Count how many lines of the material contain the string "image", then give that number and nothing more.

----- Provided records

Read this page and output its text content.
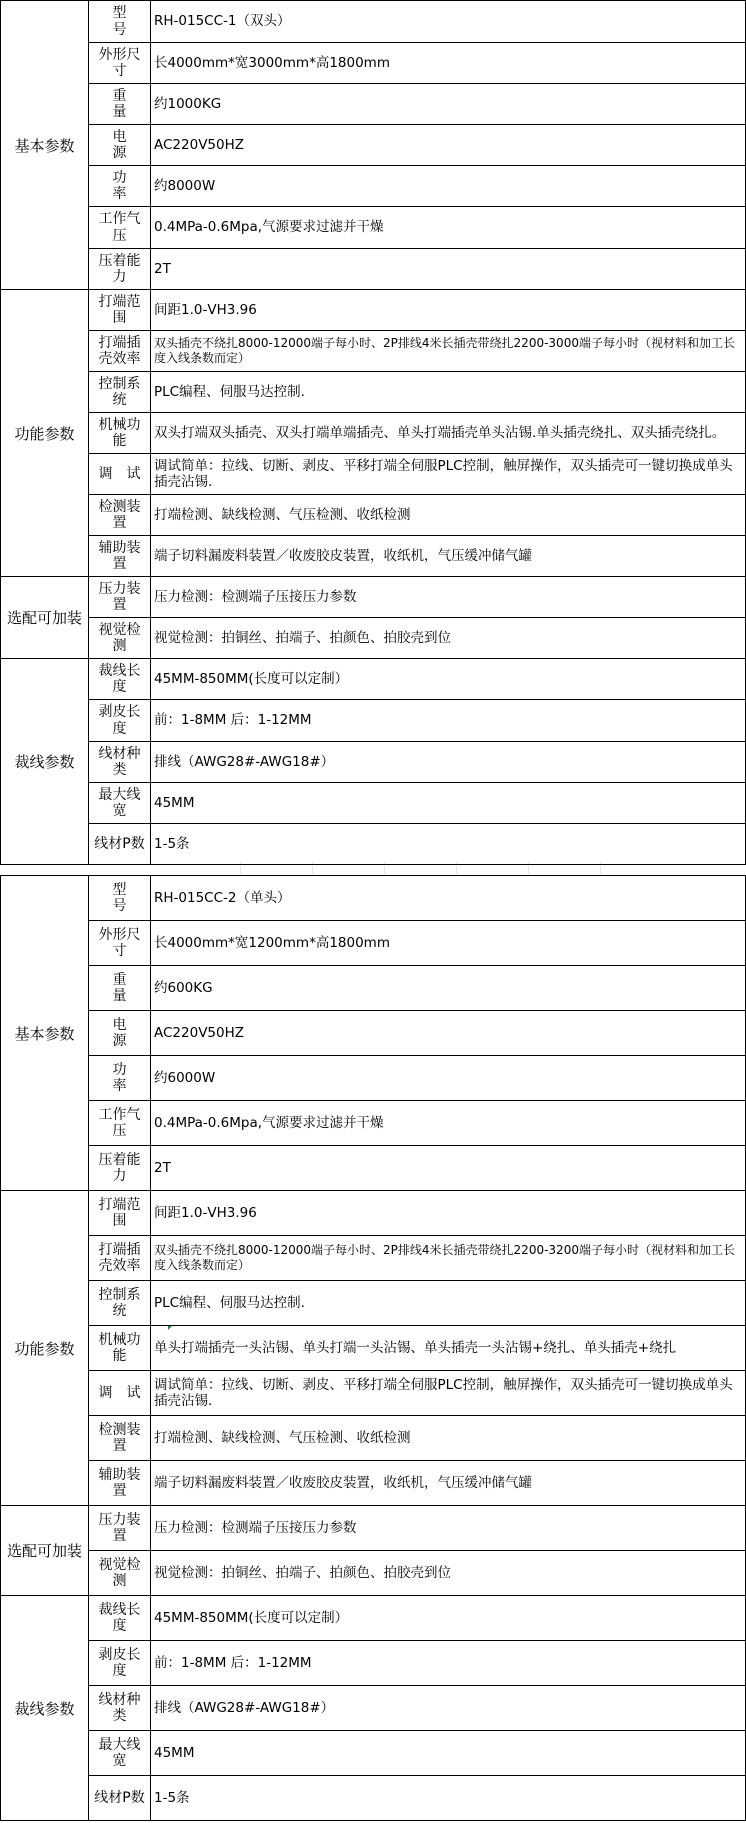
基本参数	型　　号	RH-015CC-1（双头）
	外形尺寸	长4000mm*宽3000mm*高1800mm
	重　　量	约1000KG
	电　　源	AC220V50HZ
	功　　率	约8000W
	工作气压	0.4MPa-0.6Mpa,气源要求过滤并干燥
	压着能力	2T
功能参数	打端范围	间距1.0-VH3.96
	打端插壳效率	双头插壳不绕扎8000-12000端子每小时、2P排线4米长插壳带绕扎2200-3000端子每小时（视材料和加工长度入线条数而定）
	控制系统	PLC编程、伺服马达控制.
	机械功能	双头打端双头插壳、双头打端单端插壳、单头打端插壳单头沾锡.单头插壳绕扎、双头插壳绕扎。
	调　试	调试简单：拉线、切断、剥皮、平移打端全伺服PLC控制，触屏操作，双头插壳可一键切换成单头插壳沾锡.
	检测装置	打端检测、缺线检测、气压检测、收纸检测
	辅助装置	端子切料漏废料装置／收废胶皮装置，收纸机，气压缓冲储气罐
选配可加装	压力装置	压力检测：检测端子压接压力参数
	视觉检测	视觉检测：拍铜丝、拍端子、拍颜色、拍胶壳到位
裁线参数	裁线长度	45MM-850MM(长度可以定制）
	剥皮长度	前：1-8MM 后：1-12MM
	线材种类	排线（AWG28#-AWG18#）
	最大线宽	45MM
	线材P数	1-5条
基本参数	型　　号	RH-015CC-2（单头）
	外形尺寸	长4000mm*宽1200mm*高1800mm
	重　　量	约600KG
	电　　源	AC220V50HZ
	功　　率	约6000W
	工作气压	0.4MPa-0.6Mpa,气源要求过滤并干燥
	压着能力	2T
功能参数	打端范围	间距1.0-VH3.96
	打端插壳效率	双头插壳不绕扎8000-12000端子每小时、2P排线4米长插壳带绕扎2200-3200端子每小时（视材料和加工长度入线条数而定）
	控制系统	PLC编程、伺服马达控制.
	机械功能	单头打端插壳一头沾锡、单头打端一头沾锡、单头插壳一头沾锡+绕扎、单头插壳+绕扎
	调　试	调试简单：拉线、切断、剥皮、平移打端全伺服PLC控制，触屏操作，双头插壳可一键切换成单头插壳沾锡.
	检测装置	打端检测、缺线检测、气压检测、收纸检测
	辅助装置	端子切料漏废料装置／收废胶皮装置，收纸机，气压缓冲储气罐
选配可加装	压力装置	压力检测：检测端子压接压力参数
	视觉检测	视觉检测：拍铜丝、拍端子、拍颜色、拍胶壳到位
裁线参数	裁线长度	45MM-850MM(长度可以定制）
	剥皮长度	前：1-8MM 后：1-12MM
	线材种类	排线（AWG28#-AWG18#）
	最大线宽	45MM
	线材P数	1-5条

----------
----- Provided records

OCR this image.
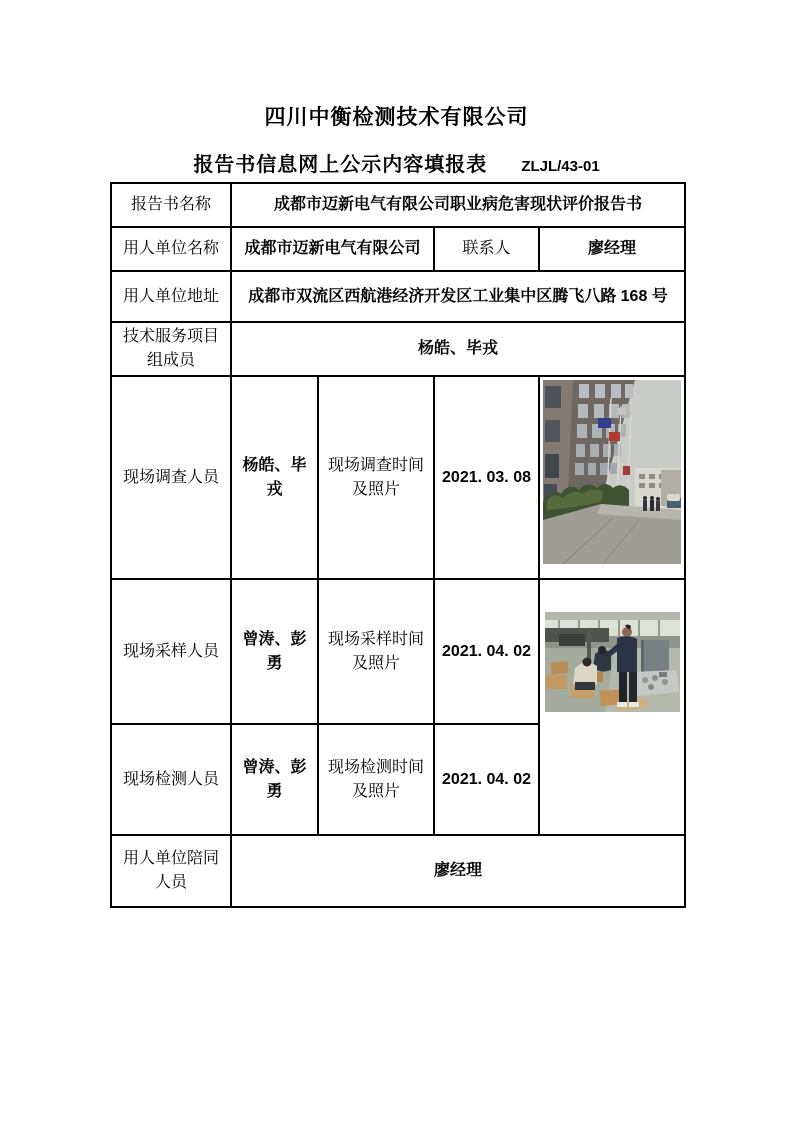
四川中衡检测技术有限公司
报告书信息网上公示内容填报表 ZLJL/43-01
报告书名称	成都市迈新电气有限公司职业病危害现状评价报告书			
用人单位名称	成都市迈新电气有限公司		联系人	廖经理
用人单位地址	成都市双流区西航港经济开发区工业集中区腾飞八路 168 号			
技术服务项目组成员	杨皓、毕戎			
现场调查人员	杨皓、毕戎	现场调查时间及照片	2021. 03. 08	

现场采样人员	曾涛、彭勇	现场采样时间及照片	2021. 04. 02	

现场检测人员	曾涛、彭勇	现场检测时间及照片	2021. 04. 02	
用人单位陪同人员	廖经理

----------
----- Provided records

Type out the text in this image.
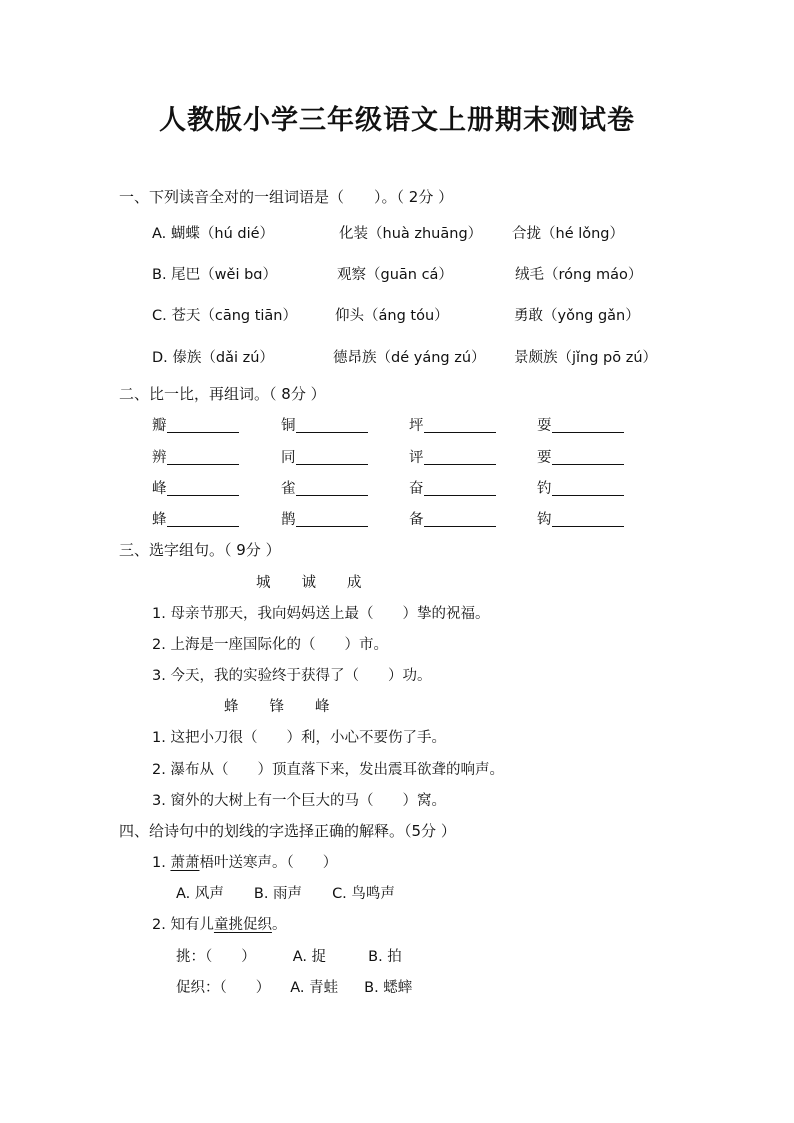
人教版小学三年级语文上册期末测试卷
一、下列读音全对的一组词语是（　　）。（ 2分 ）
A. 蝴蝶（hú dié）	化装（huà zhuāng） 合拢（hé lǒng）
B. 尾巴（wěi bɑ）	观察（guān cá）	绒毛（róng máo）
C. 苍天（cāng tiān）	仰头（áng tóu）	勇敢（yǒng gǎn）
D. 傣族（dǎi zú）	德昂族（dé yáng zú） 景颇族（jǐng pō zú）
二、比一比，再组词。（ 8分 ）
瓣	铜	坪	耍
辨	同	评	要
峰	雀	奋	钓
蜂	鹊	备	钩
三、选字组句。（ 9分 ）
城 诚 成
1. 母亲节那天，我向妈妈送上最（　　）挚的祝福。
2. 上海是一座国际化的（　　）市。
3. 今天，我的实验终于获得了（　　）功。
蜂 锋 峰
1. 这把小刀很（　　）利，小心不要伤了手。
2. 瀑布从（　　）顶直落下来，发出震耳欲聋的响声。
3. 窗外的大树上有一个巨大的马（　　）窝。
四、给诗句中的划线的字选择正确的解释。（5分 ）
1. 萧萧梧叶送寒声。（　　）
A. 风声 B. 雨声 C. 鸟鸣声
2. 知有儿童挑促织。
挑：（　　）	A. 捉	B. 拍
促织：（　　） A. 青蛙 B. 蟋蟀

----------

# Task output:
2